[Items from a dataset]
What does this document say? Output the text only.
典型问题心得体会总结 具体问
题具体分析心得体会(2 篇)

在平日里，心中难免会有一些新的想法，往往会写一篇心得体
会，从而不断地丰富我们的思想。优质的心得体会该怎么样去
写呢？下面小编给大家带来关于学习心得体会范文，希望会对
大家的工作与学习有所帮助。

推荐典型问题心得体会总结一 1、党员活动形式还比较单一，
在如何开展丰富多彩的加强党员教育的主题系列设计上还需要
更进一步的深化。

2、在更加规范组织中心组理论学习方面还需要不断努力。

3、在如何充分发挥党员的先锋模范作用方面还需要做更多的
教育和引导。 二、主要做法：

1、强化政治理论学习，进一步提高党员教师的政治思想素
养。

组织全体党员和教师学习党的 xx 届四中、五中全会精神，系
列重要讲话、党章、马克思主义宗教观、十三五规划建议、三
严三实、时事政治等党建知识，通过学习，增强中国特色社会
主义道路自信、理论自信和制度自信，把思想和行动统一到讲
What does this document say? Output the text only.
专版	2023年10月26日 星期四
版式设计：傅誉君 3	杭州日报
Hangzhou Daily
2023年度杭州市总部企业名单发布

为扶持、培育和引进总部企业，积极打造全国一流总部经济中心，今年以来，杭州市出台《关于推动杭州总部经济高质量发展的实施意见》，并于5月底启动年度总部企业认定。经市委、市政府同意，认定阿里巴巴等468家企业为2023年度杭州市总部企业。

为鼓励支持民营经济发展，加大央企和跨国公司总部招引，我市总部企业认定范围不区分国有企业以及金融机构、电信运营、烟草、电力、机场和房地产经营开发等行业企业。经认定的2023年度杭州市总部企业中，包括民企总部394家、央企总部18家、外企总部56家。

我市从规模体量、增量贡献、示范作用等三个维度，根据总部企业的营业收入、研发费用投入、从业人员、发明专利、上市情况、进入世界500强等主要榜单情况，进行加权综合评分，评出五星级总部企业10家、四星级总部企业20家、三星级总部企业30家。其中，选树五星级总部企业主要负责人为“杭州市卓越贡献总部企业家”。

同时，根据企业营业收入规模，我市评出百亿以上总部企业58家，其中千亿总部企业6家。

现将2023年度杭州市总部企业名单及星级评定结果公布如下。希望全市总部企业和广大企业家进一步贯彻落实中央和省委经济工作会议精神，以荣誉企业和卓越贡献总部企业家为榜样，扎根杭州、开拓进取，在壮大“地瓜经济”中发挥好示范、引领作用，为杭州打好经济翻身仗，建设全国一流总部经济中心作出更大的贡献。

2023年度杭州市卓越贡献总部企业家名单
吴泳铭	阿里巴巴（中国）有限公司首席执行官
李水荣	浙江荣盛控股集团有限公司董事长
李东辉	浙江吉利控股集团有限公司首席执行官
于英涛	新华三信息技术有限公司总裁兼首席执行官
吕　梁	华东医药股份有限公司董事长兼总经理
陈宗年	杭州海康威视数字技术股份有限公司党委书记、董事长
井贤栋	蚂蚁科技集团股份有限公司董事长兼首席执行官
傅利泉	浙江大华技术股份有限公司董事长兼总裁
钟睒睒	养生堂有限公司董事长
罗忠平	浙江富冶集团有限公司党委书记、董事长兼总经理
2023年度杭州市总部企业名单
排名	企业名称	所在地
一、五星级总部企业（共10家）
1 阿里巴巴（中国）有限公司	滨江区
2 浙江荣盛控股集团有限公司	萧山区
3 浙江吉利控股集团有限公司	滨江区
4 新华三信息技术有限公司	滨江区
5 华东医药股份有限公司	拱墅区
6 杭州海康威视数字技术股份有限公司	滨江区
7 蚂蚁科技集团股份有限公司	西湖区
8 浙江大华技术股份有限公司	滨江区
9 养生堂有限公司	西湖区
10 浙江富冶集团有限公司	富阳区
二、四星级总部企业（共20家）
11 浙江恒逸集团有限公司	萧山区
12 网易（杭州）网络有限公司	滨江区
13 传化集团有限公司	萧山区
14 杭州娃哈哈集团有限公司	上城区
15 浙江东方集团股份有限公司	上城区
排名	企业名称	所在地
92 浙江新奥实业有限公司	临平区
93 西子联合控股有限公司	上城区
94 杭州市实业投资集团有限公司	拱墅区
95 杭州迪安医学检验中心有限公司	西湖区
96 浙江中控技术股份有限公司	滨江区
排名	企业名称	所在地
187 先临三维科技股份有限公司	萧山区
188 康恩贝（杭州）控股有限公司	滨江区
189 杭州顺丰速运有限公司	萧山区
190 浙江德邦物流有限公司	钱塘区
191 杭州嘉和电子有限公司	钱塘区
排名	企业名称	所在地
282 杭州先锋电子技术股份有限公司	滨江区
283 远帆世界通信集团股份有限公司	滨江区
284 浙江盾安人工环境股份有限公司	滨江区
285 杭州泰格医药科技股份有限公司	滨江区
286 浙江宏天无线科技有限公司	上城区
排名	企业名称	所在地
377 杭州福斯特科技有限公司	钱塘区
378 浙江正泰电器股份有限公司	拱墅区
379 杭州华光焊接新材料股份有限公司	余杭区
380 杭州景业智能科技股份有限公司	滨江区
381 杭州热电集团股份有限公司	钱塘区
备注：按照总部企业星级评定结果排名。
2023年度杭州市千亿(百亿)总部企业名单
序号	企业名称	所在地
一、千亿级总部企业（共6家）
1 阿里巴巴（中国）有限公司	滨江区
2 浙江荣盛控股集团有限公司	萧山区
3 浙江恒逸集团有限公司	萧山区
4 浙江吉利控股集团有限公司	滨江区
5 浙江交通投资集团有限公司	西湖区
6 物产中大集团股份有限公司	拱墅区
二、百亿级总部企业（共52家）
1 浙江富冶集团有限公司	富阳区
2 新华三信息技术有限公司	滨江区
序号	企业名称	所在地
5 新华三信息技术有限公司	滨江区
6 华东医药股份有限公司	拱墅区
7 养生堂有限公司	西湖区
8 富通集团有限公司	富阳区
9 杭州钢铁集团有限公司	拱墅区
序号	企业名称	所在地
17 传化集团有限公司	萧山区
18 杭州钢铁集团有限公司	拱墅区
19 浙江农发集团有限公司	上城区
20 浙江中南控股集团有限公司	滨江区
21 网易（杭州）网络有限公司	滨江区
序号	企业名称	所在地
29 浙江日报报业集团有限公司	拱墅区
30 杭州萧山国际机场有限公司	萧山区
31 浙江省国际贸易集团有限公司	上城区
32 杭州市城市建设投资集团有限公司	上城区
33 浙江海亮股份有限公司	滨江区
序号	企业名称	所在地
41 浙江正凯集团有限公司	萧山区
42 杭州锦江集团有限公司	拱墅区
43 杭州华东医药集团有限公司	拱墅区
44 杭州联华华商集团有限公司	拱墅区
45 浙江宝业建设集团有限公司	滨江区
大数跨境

— Given problem —
Collect every line from the records above that contains the word "网络有限公司".

— Answer to this problem —
12 网易（杭州）网络有限公司	滨江区
21 网易（杭州）网络有限公司	滨江区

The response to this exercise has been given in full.